[Excerpt from a dataset]
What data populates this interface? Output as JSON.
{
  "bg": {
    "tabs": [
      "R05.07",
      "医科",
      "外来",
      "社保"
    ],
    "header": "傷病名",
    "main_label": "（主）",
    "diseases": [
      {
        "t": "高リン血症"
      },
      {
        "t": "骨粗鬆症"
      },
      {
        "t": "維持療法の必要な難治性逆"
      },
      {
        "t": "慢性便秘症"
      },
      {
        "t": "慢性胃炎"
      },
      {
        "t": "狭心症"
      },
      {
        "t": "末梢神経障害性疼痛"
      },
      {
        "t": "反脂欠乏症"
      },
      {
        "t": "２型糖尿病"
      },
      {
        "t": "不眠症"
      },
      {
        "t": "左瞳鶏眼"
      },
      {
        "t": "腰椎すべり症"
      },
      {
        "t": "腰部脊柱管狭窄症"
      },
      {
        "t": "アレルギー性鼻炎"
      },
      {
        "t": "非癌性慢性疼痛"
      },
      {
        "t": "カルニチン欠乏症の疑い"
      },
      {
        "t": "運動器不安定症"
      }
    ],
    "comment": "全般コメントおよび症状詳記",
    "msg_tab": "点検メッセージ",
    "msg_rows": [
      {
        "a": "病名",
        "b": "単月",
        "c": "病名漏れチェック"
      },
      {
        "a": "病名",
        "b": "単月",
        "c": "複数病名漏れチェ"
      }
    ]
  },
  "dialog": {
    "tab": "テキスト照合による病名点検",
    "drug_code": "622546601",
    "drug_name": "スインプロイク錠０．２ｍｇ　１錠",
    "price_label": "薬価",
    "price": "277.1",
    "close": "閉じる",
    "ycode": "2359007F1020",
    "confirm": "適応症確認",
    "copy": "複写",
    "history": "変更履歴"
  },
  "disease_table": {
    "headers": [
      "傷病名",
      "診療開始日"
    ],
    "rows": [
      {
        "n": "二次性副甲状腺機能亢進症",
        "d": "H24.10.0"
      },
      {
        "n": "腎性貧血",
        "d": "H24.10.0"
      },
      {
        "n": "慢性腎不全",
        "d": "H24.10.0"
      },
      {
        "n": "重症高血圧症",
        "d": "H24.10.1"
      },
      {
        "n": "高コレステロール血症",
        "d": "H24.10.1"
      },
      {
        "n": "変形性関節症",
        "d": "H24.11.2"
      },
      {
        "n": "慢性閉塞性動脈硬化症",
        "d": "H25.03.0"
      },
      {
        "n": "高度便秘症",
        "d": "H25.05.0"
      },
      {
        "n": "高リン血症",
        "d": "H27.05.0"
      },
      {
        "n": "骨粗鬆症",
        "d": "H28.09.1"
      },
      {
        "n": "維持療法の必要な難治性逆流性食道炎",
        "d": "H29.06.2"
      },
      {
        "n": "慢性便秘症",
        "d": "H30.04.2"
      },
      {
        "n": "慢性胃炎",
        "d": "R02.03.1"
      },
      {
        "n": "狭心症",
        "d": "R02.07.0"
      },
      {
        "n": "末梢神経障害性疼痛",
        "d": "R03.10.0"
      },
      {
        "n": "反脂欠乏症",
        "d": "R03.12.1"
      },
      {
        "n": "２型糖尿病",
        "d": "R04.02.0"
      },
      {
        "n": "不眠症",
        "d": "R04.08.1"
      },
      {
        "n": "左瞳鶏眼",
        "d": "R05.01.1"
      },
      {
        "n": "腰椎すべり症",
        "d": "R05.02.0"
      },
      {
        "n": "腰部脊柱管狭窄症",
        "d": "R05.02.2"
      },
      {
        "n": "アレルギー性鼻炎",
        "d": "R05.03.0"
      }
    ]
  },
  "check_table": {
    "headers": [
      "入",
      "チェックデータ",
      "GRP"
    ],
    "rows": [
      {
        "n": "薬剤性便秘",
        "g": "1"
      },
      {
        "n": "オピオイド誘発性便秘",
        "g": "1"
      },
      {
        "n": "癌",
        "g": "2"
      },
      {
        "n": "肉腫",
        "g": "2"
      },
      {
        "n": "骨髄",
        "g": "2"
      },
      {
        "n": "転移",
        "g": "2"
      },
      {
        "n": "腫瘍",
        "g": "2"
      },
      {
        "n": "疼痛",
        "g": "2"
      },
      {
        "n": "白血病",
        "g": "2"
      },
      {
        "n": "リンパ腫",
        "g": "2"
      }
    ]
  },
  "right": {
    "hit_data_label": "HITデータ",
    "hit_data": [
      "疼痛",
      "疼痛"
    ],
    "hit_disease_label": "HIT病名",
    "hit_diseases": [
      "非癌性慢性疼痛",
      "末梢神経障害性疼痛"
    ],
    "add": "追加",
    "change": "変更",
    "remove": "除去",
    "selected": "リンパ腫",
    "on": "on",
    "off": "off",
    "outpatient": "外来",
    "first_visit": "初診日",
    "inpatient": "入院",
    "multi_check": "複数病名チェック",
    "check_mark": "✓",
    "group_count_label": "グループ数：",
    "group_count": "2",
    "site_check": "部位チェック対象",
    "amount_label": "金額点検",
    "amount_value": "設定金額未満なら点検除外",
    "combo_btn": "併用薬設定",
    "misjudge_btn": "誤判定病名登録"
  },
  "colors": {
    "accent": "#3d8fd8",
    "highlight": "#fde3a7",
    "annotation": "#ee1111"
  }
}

* Short exercise: Reproduce the records word for word.

* Task output:
What data populates this interface? Output as JSON.
{
  "bg": {
    "tabs": [
      "R05.07",
      "医科",
      "外来",
      "社保"
    ],
    "header": "傷病名",
    "main_label": "（主）",
    "diseases": [
      {
        "t": "高リン血症"
      },
      {
        "t": "骨粗鬆症"
      },
      {
        "t": "維持療法の必要な難治性逆"
      },
      {
        "t": "慢性便秘症"
      },
      {
        "t": "慢性胃炎"
      },
      {
        "t": "狭心症"
      },
      {
        "t": "末梢神経障害性疼痛"
      },
      {
        "t": "反脂欠乏症"
      },
      {
        "t": "２型糖尿病"
      },
      {
        "t": "不眠症"
      },
      {
        "t": "左瞳鶏眼"
      },
      {
        "t": "腰椎すべり症"
      },
      {
        "t": "腰部脊柱管狭窄症"
      },
      {
        "t": "アレルギー性鼻炎"
      },
      {
        "t": "非癌性慢性疼痛"
      },
      {
        "t": "カルニチン欠乏症の疑い"
      },
      {
        "t": "運動器不安定症"
      }
    ],
    "comment": "全般コメントおよび症状詳記",
    "msg_tab": "点検メッセージ",
    "msg_rows": [
      {
        "a": "病名",
        "b": "単月",
        "c": "病名漏れチェック"
      },
      {
        "a": "病名",
        "b": "単月",
        "c": "複数病名漏れチェ"
      }
    ]
  },
  "dialog": {
    "tab": "テキスト照合による病名点検",
    "drug_code": "622546601",
    "drug_name": "スインプロイク錠０．２ｍｇ　１錠",
    "price_label": "薬価",
    "price": "277.1",
    "close": "閉じる",
    "ycode": "2359007F1020",
    "confirm": "適応症確認",
    "copy": "複写",
    "history": "変更履歴"
  },
  "disease_table": {
    "headers": [
      "傷病名",
      "診療開始日"
    ],
    "rows": [
      {
        "n": "二次性副甲状腺機能亢進症",
        "d": "H24.10.0"
      },
      {
        "n": "腎性貧血",
        "d": "H24.10.0"
      },
      {
        "n": "慢性腎不全",
        "d": "H24.10.0"
      },
      {
        "n": "重症高血圧症",
        "d": "H24.10.1"
      },
      {
        "n": "高コレステロール血症",
        "d": "H24.10.1"
      },
      {
        "n": "変形性関節症",
        "d": "H24.11.2"
      },
      {
        "n": "慢性閉塞性動脈硬化症",
        "d": "H25.03.0"
      },
      {
        "n": "高度便秘症",
        "d": "H25.05.0"
      },
      {
        "n": "高リン血症",
        "d": "H27.05.0"
      },
      {
        "n": "骨粗鬆症",
        "d": "H28.09.1"
      },
      {
        "n": "維持療法の必要な難治性逆流性食道炎",
        "d": "H29.06.2"
      },
      {
        "n": "慢性便秘症",
        "d": "H30.04.2"
      },
      {
        "n": "慢性胃炎",
        "d": "R02.03.1"
      },
      {
        "n": "狭心症",
        "d": "R02.07.0"
      },
      {
        "n": "末梢神経障害性疼痛",
        "d": "R03.10.0"
      },
      {
        "n": "反脂欠乏症",
        "d": "R03.12.1"
      },
      {
        "n": "２型糖尿病",
        "d": "R04.02.0"
      },
      {
        "n": "不眠症",
        "d": "R04.08.1"
      },
      {
        "n": "左瞳鶏眼",
        "d": "R05.01.1"
      },
      {
        "n": "腰椎すべり症",
        "d": "R05.02.0"
      },
      {
        "n": "腰部脊柱管狭窄症",
        "d": "R05.02.2"
      },
      {
        "n": "アレルギー性鼻炎",
        "d": "R05.03.0"
      }
    ]
  },
  "check_table": {
    "headers": [
      "入",
      "チェックデータ",
      "GRP"
    ],
    "rows": [
      {
        "n": "薬剤性便秘",
        "g": "1"
      },
      {
        "n": "オピオイド誘発性便秘",
        "g": "1"
      },
      {
        "n": "癌",
        "g": "2"
      },
      {
        "n": "肉腫",
        "g": "2"
      },
      {
        "n": "骨髄",
        "g": "2"
      },
      {
        "n": "転移",
        "g": "2"
      },
      {
        "n": "腫瘍",
        "g": "2"
      },
      {
        "n": "疼痛",
        "g": "2"
      },
      {
        "n": "白血病",
        "g": "2"
      },
      {
        "n": "リンパ腫",
        "g": "2"
      }
    ]
  },
  "right": {
    "hit_data_label": "HITデータ",
    "hit_data": [
      "疼痛",
      "疼痛"
    ],
    "hit_disease_label": "HIT病名",
    "hit_diseases": [
      "非癌性慢性疼痛",
      "末梢神経障害性疼痛"
    ],
    "add": "追加",
    "change": "変更",
    "remove": "除去",
    "selected": "リンパ腫",
    "on": "on",
    "off": "off",
    "outpatient": "外来",
    "first_visit": "初診日",
    "inpatient": "入院",
    "multi_check": "複数病名チェック",
    "check_mark": "✓",
    "group_count_label": "グループ数：",
    "group_count": "2",
    "site_check": "部位チェック対象",
    "amount_label": "金額点検",
    "amount_value": "設定金額未満なら点検除外",
    "combo_btn": "併用薬設定",
    "misjudge_btn": "誤判定病名登録"
  },
  "colors": {
    "accent": "#3d8fd8",
    "highlight": "#fde3a7",
    "annotation": "#ee1111"
  }
}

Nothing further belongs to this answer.